DIRECTIVE ▸
Every line with the word "JSON" in it should be extracted from the data that follows.

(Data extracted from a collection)
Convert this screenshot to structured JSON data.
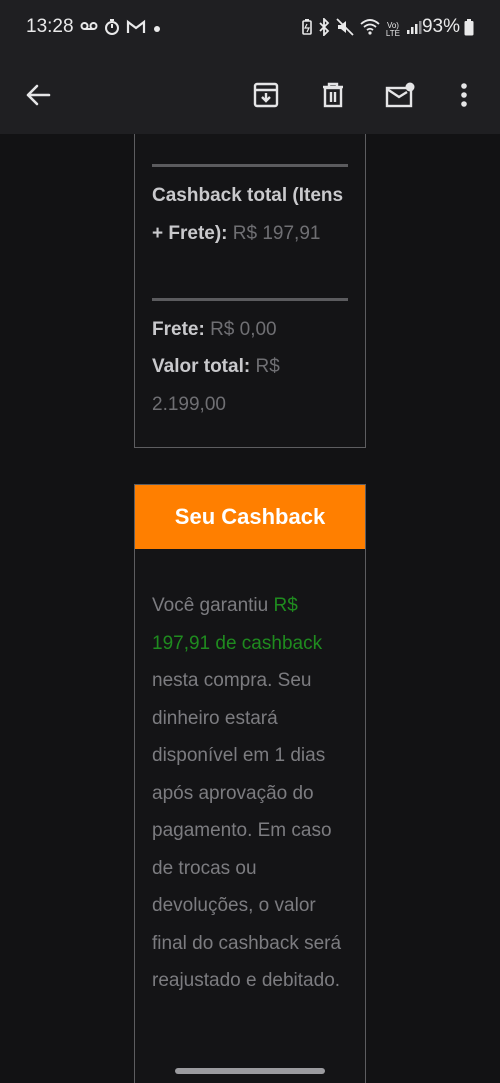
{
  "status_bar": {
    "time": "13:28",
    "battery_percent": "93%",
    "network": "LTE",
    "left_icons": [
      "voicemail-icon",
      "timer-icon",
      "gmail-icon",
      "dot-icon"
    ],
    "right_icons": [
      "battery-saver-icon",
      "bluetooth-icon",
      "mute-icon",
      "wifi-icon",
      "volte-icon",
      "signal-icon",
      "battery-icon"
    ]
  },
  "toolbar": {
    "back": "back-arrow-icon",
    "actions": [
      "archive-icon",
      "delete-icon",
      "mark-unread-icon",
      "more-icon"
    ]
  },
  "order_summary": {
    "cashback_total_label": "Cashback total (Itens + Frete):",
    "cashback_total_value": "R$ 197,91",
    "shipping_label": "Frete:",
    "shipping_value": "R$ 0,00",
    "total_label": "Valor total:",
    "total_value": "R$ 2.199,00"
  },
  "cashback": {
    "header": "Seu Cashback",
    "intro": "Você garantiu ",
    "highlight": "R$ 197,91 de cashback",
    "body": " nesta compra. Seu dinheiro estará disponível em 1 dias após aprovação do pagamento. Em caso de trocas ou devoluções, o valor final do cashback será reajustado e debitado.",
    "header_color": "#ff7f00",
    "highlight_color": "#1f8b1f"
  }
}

==

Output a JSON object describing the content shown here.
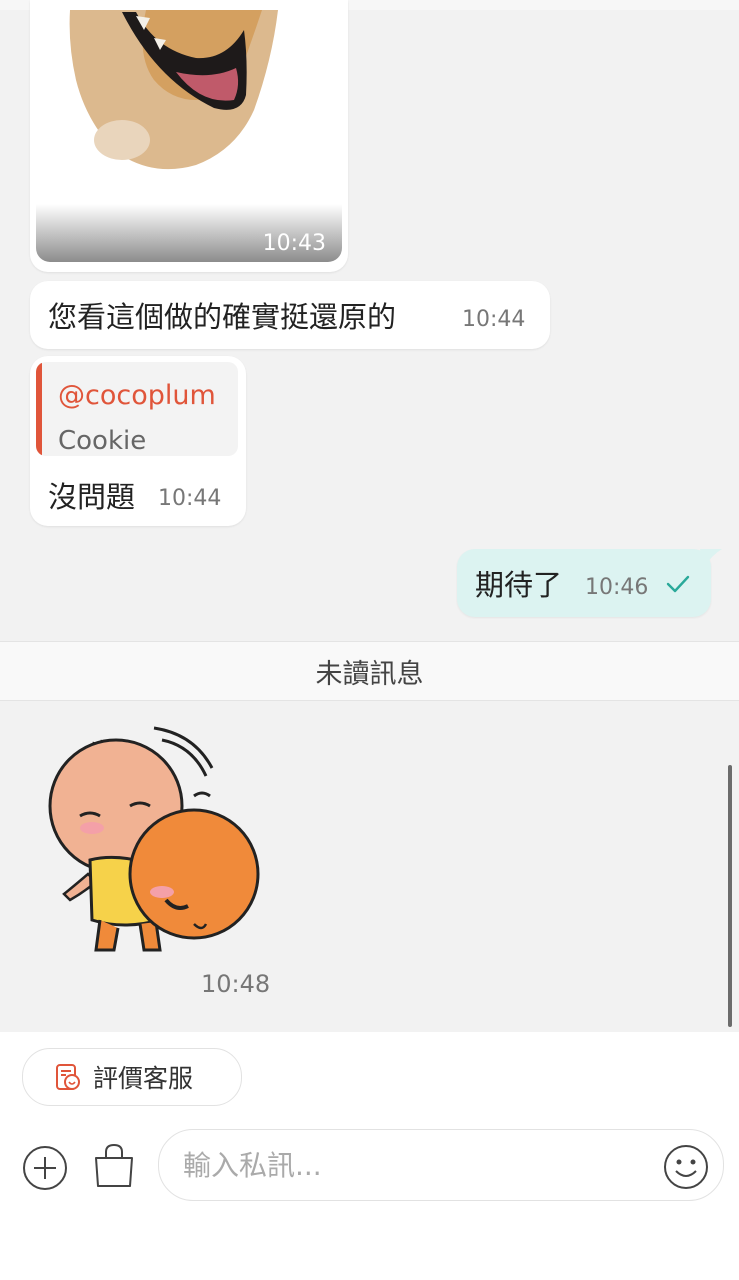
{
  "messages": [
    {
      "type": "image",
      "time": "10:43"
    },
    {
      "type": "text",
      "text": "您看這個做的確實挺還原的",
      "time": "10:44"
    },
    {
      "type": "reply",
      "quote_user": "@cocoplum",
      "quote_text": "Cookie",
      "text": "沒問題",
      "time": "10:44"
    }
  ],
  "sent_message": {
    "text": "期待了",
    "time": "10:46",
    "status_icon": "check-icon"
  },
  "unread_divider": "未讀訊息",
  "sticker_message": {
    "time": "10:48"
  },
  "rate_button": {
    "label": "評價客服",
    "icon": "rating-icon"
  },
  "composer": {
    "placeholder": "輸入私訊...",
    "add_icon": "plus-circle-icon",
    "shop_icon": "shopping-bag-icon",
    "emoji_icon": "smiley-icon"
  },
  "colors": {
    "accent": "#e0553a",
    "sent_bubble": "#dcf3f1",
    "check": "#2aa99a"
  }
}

REPLY ▸
Convert this screenshot to structured JSON data.
Output a JSON object describing the content shown here.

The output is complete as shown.